Transcribe each entry below exactly. Pictures do not go in the copy.

________

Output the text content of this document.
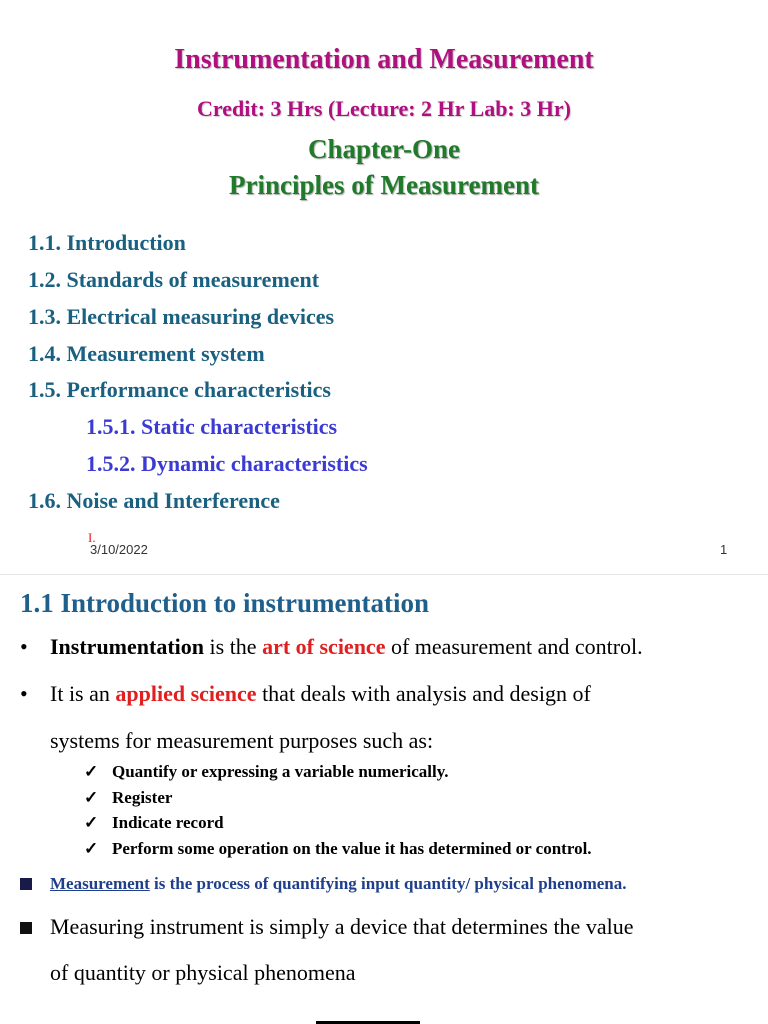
Instrumentation and Measurement
Credit: 3 Hrs (Lecture: 2 Hr Lab: 3 Hr)
Chapter-One
Principles of Measurement
1.1. Introduction
1.2. Standards of measurement
1.3. Electrical measuring devices
1.4. Measurement system
1.5. Performance characteristics
1.5.1. Static characteristics
1.5.2. Dynamic characteristics
1.6. Noise and Interference
I.
3/10/2022	1
1.1 Introduction to instrumentation
• Instrumentation is the art of science of measurement and control.
• It is an applied science that deals with analysis and design of
systems for measurement purposes such as:
✓ Quantify or expressing a variable numerically.
✓ Register
✓ Indicate record
✓ Perform some operation on the value it has determined or control.
Measurement is the process of quantifying input quantity/ physical phenomena.
Measuring instrument is simply a device that determines the value
of quantity or physical phenomena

________

RESPONSE
Output the text content of this document.
Instrumentation and Measurement
Credit: 3 Hrs (Lecture: 2 Hr Lab: 3 Hr)
Chapter-One
Principles of Measurement
1.1. Introduction
1.2. Standards of measurement
1.3. Electrical measuring devices
1.4. Measurement system
1.5. Performance characteristics
1.5.1. Static characteristics
1.5.2. Dynamic characteristics
1.6. Noise and Interference
I.
3/10/2022	1
1.1 Introduction to instrumentation
• Instrumentation is the art of science of measurement and control.
• It is an applied science that deals with analysis and design of
systems for measurement purposes such as:
✓ Quantify or expressing a variable numerically.
✓ Register
✓ Indicate record
✓ Perform some operation on the value it has determined or control.
Measurement is the process of quantifying input quantity/ physical phenomena.
Measuring instrument is simply a device that determines the value
of quantity or physical phenomena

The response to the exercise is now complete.